INPUT MATERIAL
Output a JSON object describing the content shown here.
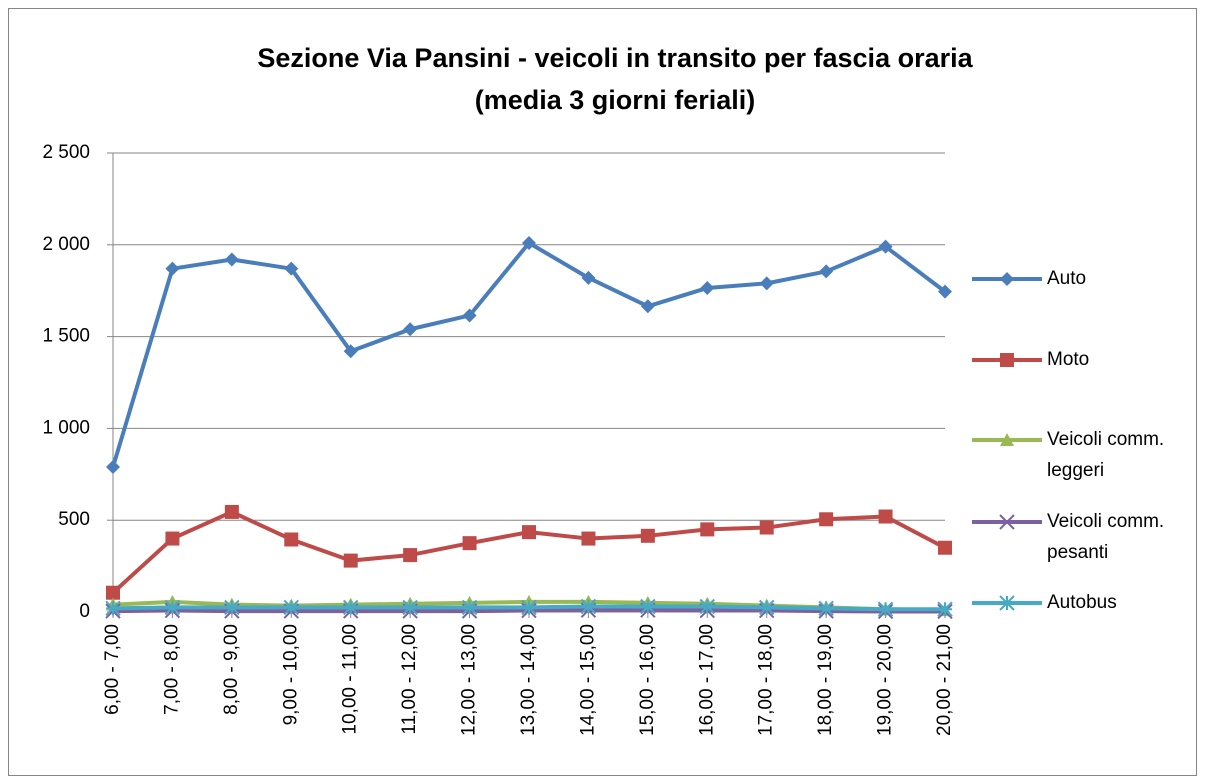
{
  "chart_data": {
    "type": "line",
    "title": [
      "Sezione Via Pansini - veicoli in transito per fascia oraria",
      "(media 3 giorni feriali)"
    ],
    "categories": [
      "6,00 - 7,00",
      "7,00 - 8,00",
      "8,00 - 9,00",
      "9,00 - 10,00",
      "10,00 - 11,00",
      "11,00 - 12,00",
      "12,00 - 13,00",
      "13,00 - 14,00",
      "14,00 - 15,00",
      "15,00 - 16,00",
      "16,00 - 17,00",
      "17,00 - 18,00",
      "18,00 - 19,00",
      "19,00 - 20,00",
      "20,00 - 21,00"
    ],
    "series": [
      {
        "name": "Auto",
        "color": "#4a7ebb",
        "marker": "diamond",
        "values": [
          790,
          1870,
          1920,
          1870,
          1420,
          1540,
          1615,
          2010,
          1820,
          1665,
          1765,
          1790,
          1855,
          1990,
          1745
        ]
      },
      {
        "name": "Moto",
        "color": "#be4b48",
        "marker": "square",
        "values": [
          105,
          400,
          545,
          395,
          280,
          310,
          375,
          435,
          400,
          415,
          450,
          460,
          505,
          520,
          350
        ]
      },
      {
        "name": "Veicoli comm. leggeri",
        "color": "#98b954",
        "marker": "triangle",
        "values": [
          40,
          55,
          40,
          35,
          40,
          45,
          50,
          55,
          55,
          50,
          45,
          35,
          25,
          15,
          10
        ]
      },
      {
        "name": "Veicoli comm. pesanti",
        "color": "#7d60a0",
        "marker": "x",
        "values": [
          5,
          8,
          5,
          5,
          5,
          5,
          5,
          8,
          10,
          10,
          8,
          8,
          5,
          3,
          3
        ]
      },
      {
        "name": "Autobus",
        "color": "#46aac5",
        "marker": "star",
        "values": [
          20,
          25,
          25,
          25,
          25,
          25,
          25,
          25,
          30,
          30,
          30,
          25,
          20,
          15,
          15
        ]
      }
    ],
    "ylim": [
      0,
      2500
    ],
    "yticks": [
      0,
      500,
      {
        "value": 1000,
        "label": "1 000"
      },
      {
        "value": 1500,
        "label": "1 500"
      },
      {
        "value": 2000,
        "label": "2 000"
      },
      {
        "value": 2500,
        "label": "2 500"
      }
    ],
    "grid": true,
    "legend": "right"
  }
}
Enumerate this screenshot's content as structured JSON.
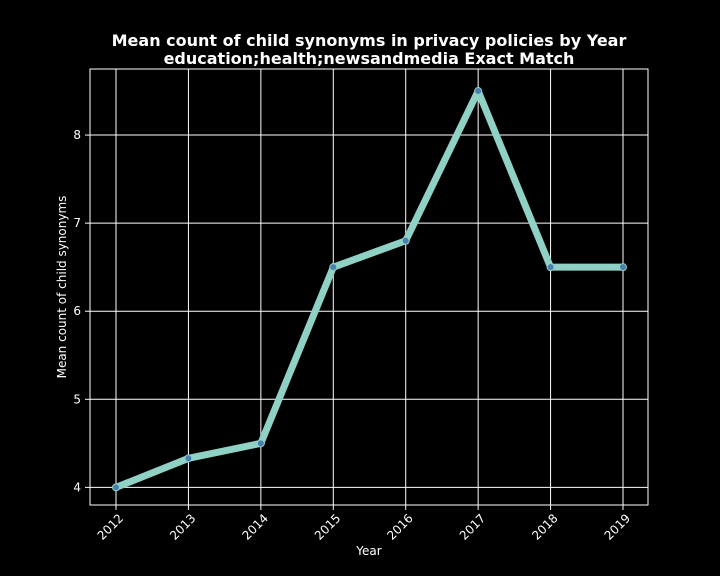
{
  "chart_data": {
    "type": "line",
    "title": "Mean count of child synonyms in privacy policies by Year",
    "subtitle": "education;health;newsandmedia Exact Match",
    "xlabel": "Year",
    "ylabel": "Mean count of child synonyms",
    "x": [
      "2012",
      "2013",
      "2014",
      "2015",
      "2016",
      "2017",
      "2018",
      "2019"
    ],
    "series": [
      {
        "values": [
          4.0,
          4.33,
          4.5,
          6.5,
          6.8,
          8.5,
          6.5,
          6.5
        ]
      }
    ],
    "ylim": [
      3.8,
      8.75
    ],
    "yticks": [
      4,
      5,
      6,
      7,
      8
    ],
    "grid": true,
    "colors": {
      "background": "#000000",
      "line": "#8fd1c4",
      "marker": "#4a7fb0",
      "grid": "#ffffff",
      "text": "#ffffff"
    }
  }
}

YOUR TASK
Collect every line with the string "content" from the records, and copy each.

ANSWER FOR THE TASK
Output a JSON object describing the content shown here.
Enumerate this screenshot's content as structured JSON.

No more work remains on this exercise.